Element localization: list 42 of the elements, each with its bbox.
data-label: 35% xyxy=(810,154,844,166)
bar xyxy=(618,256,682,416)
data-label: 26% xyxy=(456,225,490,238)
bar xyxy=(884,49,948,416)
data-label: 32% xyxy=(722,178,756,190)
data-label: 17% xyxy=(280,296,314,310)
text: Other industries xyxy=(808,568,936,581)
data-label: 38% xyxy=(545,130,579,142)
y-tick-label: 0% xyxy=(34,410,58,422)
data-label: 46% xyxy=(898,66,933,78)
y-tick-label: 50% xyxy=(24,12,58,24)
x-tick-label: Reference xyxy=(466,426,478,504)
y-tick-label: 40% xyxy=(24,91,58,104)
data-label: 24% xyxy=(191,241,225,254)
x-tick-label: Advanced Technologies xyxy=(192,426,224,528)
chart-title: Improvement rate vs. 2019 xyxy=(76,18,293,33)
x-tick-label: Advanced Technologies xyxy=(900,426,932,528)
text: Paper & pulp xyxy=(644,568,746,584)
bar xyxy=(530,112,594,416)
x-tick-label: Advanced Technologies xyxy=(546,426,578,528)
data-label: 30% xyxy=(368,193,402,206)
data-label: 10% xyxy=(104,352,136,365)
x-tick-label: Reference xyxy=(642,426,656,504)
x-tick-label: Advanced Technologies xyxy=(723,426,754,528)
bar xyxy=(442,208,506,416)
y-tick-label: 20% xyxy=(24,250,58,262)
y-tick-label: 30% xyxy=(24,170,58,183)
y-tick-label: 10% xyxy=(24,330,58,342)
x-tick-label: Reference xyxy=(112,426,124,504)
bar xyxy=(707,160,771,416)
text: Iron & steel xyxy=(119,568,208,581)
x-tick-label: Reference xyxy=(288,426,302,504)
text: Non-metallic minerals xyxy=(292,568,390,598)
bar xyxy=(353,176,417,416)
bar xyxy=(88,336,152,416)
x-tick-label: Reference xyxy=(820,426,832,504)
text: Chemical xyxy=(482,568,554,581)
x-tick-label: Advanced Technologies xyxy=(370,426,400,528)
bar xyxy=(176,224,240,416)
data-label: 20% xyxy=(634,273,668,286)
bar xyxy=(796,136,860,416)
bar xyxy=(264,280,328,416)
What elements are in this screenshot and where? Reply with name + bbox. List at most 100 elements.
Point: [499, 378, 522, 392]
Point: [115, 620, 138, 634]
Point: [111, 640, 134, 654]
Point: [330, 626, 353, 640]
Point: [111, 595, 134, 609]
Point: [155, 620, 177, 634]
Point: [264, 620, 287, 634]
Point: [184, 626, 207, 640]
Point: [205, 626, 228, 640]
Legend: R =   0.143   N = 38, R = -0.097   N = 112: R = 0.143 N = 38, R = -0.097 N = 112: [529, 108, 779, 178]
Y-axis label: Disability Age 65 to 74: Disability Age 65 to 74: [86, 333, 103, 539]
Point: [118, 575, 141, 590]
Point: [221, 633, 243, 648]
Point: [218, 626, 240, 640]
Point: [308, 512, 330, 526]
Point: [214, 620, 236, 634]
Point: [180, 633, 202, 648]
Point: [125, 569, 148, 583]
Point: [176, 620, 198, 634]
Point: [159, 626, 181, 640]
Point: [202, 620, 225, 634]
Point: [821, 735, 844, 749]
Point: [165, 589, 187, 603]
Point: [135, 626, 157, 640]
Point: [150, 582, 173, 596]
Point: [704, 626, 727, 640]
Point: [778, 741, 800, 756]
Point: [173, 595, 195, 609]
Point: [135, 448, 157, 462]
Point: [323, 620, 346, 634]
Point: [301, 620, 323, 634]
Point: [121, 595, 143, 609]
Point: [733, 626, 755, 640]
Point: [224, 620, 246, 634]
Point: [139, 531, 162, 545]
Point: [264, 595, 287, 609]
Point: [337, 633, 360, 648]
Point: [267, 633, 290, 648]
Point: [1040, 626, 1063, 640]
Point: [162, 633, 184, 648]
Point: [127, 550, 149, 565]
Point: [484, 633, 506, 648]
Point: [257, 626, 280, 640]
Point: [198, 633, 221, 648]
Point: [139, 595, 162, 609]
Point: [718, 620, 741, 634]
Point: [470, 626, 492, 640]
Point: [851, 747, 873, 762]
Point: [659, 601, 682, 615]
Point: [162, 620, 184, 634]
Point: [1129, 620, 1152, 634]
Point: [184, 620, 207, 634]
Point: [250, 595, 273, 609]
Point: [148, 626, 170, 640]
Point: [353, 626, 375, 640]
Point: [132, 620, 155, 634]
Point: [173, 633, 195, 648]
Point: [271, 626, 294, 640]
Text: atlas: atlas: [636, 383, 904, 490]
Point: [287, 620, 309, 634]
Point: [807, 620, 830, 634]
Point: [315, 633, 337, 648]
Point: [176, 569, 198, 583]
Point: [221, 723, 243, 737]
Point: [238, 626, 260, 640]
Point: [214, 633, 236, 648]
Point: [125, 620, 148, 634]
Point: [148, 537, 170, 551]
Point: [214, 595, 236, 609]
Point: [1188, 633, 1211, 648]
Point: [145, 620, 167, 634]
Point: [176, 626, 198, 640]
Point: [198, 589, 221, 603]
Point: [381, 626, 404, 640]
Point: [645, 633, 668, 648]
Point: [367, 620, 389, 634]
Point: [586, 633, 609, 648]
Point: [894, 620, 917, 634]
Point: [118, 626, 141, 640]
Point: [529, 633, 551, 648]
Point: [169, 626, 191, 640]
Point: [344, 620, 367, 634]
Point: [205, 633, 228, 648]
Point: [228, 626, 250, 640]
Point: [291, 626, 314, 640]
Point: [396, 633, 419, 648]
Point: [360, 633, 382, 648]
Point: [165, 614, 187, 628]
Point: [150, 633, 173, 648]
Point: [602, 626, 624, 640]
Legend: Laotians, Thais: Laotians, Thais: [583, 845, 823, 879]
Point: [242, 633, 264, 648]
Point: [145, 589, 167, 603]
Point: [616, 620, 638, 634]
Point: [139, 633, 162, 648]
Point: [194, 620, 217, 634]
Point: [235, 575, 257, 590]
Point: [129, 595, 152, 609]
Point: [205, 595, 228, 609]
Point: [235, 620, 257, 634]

OBJECTIVE: Rewrite the records above, changing each "Reference" to "Baseline" and leaving everything else unchanged.

CORRECT ANSWER:
Element localization: list 42 of the elements, each with its bbox.
data-label: 35% xyxy=(810,154,844,166)
bar xyxy=(618,256,682,416)
data-label: 26% xyxy=(456,225,490,238)
bar xyxy=(884,49,948,416)
data-label: 32% xyxy=(722,178,756,190)
data-label: 17% xyxy=(280,296,314,310)
text: Other industries xyxy=(808,568,936,581)
data-label: 38% xyxy=(545,130,579,142)
y-tick-label: 0% xyxy=(34,410,58,422)
data-label: 46% xyxy=(898,66,933,78)
y-tick-label: 50% xyxy=(24,12,58,24)
x-tick-label: Baseline xyxy=(466,426,478,504)
y-tick-label: 40% xyxy=(24,91,58,104)
data-label: 24% xyxy=(191,241,225,254)
x-tick-label: Advanced Technologies xyxy=(192,426,224,528)
chart-title: Improvement rate vs. 2019 xyxy=(76,18,293,33)
x-tick-label: Advanced Technologies xyxy=(900,426,932,528)
text: Paper & pulp xyxy=(644,568,746,584)
bar xyxy=(530,112,594,416)
x-tick-label: Advanced Technologies xyxy=(546,426,578,528)
data-label: 30% xyxy=(368,193,402,206)
data-label: 10% xyxy=(104,352,136,365)
x-tick-label: Baseline xyxy=(642,426,656,504)
x-tick-label: Advanced Technologies xyxy=(723,426,754,528)
bar xyxy=(442,208,506,416)
y-tick-label: 20% xyxy=(24,250,58,262)
y-tick-label: 30% xyxy=(24,170,58,183)
y-tick-label: 10% xyxy=(24,330,58,342)
x-tick-label: Baseline xyxy=(112,426,124,504)
bar xyxy=(707,160,771,416)
text: Iron & steel xyxy=(119,568,208,581)
x-tick-label: Baseline xyxy=(288,426,302,504)
text: Non-metallic minerals xyxy=(292,568,390,598)
bar xyxy=(353,176,417,416)
bar xyxy=(88,336,152,416)
x-tick-label: Baseline xyxy=(820,426,832,504)
text: Chemical xyxy=(482,568,554,581)
x-tick-label: Advanced Technologies xyxy=(370,426,400,528)
bar xyxy=(176,224,240,416)
data-label: 20% xyxy=(634,273,668,286)
bar xyxy=(796,136,860,416)
bar xyxy=(264,280,328,416)
What elements are in this screenshot and where? Reply with name + bbox. List at most 100 elements.
Point: [499, 378, 522, 392]
Point: [115, 620, 138, 634]
Point: [111, 640, 134, 654]
Point: [330, 626, 353, 640]
Point: [111, 595, 134, 609]
Point: [155, 620, 177, 634]
Point: [264, 620, 287, 634]
Point: [184, 626, 207, 640]
Point: [205, 626, 228, 640]
Legend: R =   0.143   N = 38, R = -0.097   N = 112: R = 0.143 N = 38, R = -0.097 N = 112: [529, 108, 779, 178]
Y-axis label: Disability Age 65 to 74: Disability Age 65 to 74: [86, 333, 103, 539]
Point: [118, 575, 141, 590]
Point: [221, 633, 243, 648]
Point: [218, 626, 240, 640]
Point: [308, 512, 330, 526]
Point: [214, 620, 236, 634]
Point: [180, 633, 202, 648]
Point: [125, 569, 148, 583]
Point: [176, 620, 198, 634]
Point: [159, 626, 181, 640]
Point: [202, 620, 225, 634]
Point: [821, 735, 844, 749]
Point: [165, 589, 187, 603]
Point: [135, 626, 157, 640]
Point: [150, 582, 173, 596]
Point: [704, 626, 727, 640]
Point: [778, 741, 800, 756]
Point: [173, 595, 195, 609]
Point: [135, 448, 157, 462]
Point: [323, 620, 346, 634]
Point: [301, 620, 323, 634]
Point: [121, 595, 143, 609]
Point: [733, 626, 755, 640]
Point: [224, 620, 246, 634]
Point: [139, 531, 162, 545]
Point: [264, 595, 287, 609]
Point: [337, 633, 360, 648]
Point: [267, 633, 290, 648]
Point: [1040, 626, 1063, 640]
Point: [162, 633, 184, 648]
Point: [127, 550, 149, 565]
Point: [484, 633, 506, 648]
Point: [257, 626, 280, 640]
Point: [198, 633, 221, 648]
Point: [139, 595, 162, 609]
Point: [718, 620, 741, 634]
Point: [470, 626, 492, 640]
Point: [851, 747, 873, 762]
Point: [659, 601, 682, 615]
Point: [162, 620, 184, 634]
Point: [1129, 620, 1152, 634]
Point: [184, 620, 207, 634]
Point: [250, 595, 273, 609]
Point: [148, 626, 170, 640]
Point: [353, 626, 375, 640]
Point: [132, 620, 155, 634]
Point: [173, 633, 195, 648]
Point: [271, 626, 294, 640]
Text: atlas: atlas: [636, 383, 904, 490]
Point: [287, 620, 309, 634]
Point: [807, 620, 830, 634]
Point: [315, 633, 337, 648]
Point: [176, 569, 198, 583]
Point: [221, 723, 243, 737]
Point: [238, 626, 260, 640]
Point: [214, 633, 236, 648]
Point: [125, 620, 148, 634]
Point: [148, 537, 170, 551]
Point: [214, 595, 236, 609]
Point: [1188, 633, 1211, 648]
Point: [145, 620, 167, 634]
Point: [176, 626, 198, 640]
Point: [198, 589, 221, 603]
Point: [381, 626, 404, 640]
Point: [645, 633, 668, 648]
Point: [367, 620, 389, 634]
Point: [586, 633, 609, 648]
Point: [894, 620, 917, 634]
Point: [118, 626, 141, 640]
Point: [529, 633, 551, 648]
Point: [169, 626, 191, 640]
Point: [344, 620, 367, 634]
Point: [205, 633, 228, 648]
Point: [228, 626, 250, 640]
Point: [291, 626, 314, 640]
Point: [396, 633, 419, 648]
Point: [360, 633, 382, 648]
Point: [165, 614, 187, 628]
Point: [150, 633, 173, 648]
Point: [602, 626, 624, 640]
Legend: Laotians, Thais: Laotians, Thais: [583, 845, 823, 879]
Point: [242, 633, 264, 648]
Point: [145, 589, 167, 603]
Point: [616, 620, 638, 634]
Point: [139, 633, 162, 648]
Point: [194, 620, 217, 634]
Point: [235, 575, 257, 590]
Point: [129, 595, 152, 609]
Point: [205, 595, 228, 609]
Point: [235, 620, 257, 634]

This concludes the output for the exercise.